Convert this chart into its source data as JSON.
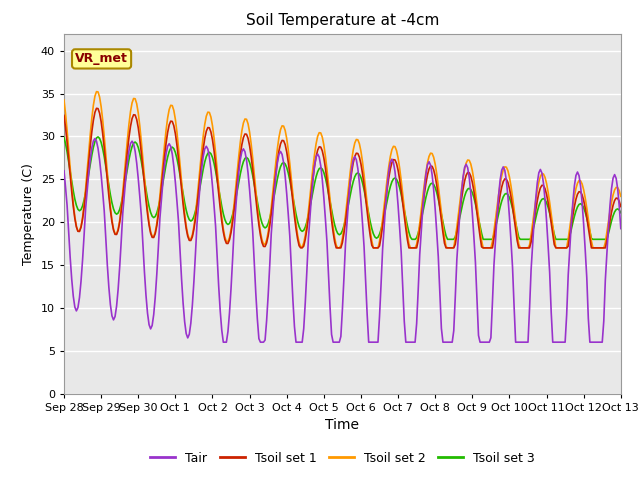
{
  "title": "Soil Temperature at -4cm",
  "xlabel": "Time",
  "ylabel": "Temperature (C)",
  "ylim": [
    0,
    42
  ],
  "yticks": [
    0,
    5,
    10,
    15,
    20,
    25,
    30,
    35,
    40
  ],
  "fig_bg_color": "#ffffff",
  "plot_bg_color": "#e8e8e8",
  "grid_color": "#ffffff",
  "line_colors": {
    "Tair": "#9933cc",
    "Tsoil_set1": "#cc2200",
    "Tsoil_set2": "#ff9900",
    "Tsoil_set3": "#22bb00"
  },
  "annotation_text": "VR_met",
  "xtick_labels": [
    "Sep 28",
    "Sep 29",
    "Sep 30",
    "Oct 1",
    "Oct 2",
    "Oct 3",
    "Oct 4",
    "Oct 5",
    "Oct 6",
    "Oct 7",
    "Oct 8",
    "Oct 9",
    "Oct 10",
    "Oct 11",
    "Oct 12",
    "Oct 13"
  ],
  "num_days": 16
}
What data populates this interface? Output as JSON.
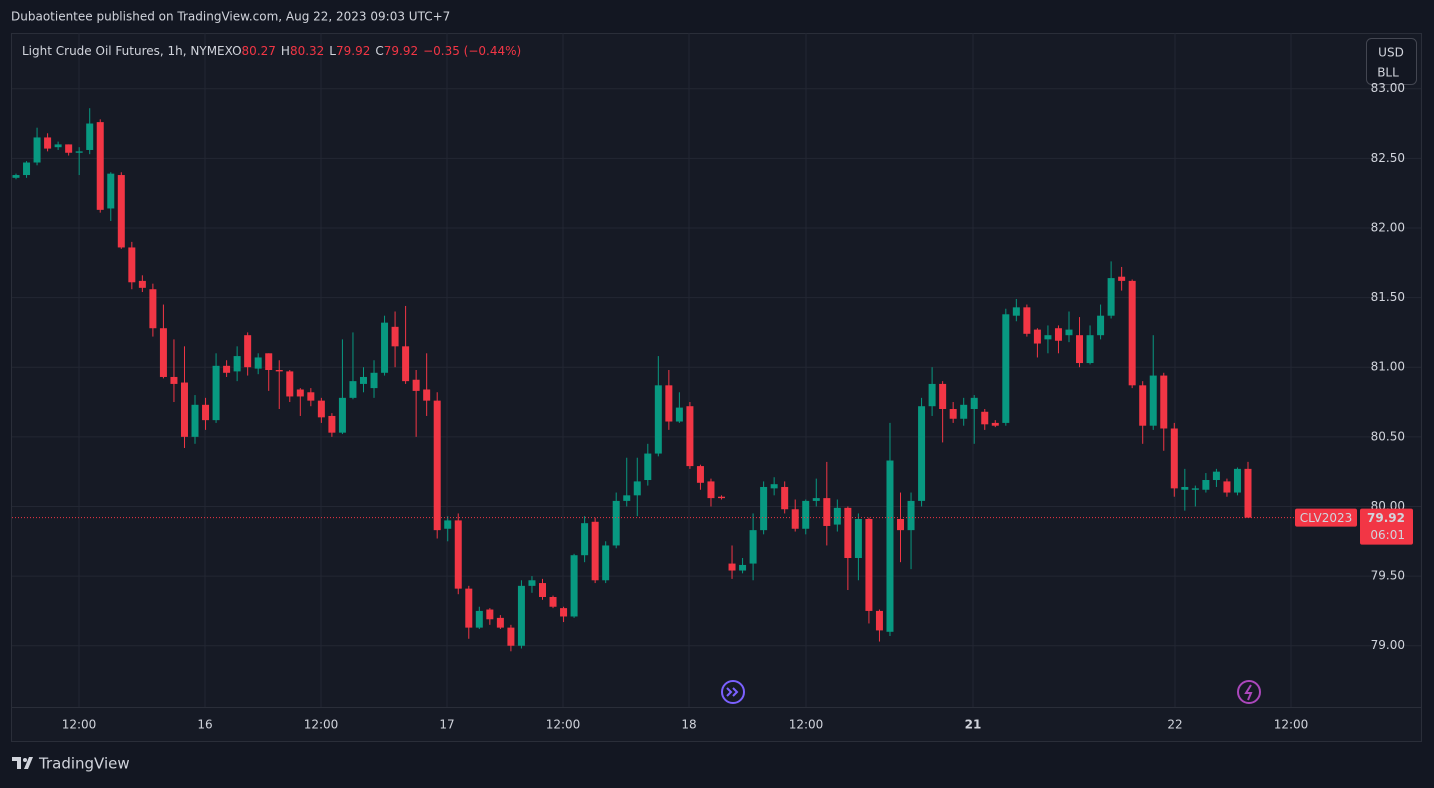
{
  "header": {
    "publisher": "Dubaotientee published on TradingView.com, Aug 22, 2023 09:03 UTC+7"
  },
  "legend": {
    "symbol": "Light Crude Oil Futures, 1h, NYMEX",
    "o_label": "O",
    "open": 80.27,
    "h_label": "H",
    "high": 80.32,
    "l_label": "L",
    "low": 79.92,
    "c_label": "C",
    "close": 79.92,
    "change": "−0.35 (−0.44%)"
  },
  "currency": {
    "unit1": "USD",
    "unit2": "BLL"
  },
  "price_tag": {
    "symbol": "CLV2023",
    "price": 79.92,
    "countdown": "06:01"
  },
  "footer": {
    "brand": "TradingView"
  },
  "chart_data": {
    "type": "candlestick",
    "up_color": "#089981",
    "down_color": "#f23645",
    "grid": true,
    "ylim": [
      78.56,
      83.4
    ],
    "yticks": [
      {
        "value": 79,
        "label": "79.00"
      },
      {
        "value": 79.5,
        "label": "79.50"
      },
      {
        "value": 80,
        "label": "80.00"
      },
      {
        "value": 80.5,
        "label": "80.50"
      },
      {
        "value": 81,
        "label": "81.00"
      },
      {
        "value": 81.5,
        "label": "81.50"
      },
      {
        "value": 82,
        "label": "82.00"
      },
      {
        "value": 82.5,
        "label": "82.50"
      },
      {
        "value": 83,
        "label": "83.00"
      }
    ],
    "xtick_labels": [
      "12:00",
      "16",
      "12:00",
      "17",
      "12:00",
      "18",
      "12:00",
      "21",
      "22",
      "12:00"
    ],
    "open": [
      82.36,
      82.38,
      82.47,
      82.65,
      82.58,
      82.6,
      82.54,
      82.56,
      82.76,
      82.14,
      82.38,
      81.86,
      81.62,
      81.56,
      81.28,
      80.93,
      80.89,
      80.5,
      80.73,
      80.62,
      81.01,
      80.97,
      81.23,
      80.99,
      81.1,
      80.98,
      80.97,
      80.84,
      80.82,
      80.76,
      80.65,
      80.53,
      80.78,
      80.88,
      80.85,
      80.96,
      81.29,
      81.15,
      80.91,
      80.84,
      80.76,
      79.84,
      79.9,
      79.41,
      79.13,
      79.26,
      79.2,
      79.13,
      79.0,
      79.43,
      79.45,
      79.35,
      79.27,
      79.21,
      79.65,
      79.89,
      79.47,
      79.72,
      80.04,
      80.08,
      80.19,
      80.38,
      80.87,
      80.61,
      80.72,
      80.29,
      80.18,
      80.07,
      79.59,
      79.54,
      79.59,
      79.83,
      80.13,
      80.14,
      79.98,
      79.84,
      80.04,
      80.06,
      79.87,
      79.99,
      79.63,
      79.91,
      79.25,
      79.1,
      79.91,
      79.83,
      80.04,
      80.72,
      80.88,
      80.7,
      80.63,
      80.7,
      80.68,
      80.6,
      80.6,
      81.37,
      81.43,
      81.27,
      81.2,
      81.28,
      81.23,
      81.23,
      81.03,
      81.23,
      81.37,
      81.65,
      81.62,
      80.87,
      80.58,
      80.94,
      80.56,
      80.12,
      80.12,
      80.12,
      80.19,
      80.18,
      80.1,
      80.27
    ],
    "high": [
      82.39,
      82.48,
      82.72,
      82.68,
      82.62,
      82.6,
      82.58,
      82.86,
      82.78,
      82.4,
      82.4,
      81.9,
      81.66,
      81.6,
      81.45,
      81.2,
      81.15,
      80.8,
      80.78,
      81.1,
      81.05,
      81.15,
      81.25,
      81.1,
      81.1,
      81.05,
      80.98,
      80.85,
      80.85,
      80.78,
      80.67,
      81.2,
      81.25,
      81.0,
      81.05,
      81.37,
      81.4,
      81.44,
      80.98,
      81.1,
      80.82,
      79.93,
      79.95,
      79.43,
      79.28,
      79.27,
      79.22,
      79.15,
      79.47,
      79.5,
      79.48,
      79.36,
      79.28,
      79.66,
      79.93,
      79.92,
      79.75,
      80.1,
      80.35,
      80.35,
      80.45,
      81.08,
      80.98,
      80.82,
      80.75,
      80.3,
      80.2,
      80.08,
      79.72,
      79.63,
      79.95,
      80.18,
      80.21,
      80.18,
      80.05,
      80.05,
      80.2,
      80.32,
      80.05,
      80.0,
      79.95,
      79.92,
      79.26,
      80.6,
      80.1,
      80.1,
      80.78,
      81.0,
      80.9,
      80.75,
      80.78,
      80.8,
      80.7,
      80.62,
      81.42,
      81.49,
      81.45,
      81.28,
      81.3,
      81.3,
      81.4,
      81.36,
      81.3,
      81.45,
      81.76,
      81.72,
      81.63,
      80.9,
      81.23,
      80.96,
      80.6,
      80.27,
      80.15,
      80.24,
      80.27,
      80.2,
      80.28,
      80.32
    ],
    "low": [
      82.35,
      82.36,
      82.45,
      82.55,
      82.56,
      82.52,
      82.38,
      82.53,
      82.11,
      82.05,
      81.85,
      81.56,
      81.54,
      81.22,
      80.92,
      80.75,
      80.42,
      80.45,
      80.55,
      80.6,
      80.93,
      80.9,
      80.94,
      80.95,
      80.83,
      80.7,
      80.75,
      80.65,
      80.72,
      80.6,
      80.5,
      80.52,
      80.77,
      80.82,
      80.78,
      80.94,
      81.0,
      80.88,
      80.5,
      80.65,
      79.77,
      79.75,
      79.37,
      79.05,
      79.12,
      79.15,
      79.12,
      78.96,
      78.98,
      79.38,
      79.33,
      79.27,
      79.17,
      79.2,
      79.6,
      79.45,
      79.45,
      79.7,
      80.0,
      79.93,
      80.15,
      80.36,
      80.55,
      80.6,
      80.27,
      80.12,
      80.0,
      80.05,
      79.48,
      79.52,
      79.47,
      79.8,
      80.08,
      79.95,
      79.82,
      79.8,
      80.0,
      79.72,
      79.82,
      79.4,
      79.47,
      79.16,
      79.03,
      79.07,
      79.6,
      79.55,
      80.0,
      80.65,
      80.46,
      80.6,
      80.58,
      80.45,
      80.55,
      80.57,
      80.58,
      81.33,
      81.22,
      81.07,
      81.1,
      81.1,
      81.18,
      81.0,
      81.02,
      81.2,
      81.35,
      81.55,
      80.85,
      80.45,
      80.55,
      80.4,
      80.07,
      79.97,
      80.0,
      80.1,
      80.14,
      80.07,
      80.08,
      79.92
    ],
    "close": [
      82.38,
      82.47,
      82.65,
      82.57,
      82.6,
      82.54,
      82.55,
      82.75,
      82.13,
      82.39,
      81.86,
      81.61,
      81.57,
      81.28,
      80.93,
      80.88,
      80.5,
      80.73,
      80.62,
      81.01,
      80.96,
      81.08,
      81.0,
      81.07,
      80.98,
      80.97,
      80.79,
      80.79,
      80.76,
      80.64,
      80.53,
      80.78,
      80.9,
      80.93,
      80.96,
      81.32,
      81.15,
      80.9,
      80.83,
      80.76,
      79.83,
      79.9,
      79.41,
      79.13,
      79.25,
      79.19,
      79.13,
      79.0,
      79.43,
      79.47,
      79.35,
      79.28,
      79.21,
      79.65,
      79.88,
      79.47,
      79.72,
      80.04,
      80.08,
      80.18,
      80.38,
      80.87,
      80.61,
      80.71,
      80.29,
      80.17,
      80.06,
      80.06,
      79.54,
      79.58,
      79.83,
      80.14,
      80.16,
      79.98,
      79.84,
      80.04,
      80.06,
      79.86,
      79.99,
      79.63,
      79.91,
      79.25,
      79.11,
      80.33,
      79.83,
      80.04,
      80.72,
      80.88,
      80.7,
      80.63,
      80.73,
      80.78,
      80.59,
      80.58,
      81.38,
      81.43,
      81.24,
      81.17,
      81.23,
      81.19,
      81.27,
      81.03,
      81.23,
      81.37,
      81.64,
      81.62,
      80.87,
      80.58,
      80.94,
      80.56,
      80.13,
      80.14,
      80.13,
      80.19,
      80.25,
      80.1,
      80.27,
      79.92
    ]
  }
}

· · · · ·

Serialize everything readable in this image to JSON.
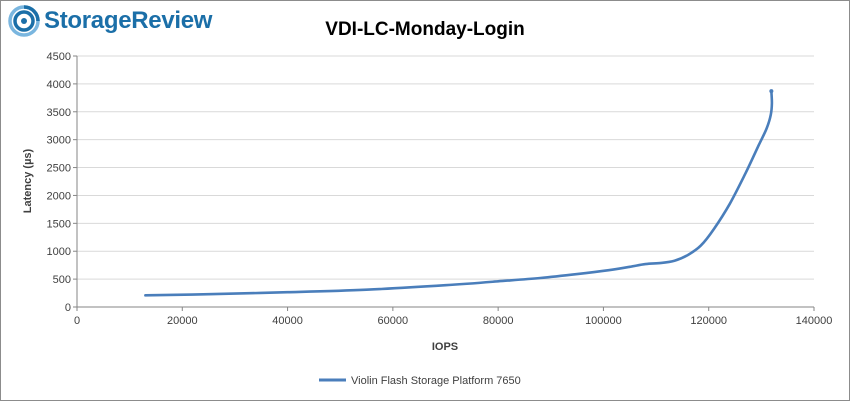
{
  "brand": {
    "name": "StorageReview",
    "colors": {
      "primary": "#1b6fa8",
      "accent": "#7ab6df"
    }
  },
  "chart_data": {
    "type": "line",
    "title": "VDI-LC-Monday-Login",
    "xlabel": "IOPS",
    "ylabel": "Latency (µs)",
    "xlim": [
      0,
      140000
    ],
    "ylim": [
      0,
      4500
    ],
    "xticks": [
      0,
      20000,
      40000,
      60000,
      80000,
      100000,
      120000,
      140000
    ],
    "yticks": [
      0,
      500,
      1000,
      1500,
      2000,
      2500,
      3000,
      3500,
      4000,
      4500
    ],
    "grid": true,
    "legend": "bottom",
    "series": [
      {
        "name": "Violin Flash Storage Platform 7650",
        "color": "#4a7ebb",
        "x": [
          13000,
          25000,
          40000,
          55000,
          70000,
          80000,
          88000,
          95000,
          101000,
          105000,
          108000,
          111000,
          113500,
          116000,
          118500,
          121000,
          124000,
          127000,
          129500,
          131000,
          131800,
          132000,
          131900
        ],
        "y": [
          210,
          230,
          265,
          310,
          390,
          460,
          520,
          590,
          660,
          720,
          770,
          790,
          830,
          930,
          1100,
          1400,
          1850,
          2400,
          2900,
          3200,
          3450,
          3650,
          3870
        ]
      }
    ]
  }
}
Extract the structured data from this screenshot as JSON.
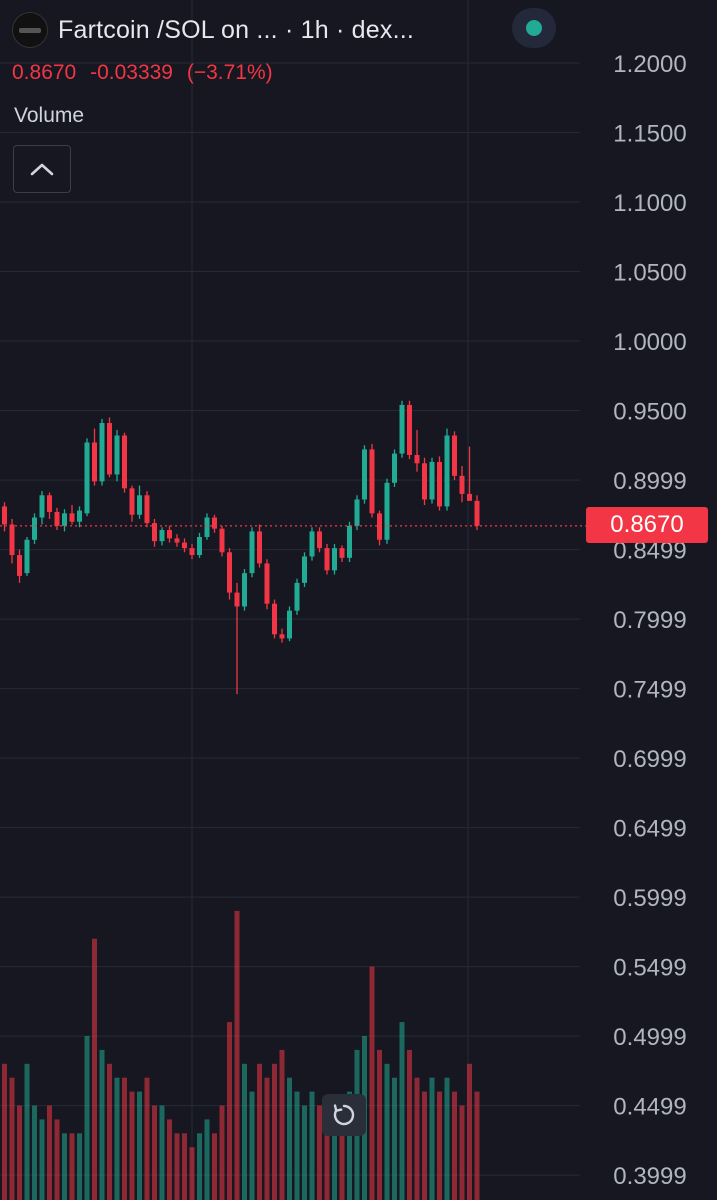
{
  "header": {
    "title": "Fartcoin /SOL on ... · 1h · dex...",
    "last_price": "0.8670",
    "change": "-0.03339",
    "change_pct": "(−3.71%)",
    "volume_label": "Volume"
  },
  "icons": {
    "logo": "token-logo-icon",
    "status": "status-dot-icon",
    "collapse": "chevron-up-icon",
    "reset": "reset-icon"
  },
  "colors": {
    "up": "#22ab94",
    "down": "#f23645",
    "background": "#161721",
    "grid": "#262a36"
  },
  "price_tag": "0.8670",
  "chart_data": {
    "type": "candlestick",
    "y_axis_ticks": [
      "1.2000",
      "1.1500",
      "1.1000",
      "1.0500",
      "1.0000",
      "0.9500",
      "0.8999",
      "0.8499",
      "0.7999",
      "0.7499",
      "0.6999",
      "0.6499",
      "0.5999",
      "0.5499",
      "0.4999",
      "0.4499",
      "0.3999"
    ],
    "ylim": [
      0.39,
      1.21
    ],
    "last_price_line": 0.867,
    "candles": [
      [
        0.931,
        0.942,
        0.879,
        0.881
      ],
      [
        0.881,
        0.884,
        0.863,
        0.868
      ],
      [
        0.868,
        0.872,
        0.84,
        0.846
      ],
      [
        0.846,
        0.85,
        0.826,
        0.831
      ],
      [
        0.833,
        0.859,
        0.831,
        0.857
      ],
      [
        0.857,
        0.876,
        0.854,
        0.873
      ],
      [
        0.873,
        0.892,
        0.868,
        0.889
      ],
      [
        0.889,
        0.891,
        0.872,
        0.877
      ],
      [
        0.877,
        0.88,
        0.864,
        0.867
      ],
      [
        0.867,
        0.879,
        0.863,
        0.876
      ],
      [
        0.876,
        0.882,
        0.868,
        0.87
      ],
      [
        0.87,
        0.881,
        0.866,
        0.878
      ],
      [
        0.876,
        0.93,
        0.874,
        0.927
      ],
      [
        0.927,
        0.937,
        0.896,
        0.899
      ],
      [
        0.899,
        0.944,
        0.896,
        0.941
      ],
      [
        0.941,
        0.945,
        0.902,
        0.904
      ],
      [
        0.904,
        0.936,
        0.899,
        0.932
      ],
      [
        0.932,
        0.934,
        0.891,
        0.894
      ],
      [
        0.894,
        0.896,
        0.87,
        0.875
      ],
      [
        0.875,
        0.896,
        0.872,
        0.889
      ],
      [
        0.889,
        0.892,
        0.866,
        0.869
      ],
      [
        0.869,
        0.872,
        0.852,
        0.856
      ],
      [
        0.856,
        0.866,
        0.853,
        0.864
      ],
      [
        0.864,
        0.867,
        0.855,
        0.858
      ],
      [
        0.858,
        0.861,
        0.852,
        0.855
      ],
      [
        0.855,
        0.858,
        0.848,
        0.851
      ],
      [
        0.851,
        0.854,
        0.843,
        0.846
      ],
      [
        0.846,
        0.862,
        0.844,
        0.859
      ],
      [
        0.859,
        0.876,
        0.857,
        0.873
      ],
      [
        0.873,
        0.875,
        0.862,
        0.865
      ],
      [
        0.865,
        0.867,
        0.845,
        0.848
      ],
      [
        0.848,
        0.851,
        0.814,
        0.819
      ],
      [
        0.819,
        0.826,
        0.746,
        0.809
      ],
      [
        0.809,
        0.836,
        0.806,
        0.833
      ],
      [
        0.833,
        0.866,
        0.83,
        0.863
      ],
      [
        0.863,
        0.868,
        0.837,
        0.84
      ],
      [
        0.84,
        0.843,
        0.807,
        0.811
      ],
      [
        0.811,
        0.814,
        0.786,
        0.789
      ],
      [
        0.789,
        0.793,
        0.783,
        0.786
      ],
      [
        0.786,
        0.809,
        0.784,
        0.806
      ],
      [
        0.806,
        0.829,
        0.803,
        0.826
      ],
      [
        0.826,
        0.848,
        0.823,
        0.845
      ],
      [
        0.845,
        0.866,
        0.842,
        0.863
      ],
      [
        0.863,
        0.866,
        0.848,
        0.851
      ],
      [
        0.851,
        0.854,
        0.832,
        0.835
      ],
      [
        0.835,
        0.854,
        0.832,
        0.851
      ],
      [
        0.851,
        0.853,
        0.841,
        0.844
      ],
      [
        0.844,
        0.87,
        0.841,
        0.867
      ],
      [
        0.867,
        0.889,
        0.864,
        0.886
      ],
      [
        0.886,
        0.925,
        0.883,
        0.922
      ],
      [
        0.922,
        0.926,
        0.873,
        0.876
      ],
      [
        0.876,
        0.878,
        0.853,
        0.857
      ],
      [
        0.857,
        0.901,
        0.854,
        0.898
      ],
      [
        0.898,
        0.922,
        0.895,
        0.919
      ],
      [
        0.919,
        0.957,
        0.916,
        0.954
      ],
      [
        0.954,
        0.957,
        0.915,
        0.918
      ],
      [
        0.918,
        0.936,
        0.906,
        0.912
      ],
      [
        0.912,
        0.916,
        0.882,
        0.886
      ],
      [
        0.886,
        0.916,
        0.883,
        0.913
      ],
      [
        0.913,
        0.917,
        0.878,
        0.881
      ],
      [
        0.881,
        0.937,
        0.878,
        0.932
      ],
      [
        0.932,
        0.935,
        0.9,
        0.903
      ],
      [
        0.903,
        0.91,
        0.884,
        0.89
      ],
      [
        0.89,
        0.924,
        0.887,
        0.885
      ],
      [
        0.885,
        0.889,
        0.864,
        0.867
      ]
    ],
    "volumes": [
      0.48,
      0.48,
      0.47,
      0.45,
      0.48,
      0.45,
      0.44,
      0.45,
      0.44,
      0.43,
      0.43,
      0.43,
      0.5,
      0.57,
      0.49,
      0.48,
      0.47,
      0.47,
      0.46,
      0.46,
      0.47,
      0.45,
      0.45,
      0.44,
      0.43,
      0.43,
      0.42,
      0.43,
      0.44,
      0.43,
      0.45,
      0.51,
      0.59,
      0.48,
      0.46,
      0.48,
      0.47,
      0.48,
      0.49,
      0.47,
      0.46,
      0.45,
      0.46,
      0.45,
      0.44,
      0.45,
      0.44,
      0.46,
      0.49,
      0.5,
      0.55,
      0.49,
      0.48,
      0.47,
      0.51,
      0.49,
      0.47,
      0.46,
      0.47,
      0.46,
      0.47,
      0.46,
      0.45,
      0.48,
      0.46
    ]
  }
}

· · · · ·

» **What you should do**
Determine how many lines of the material include the string "JSON". Output only that count.

» **Solution to this problem**
4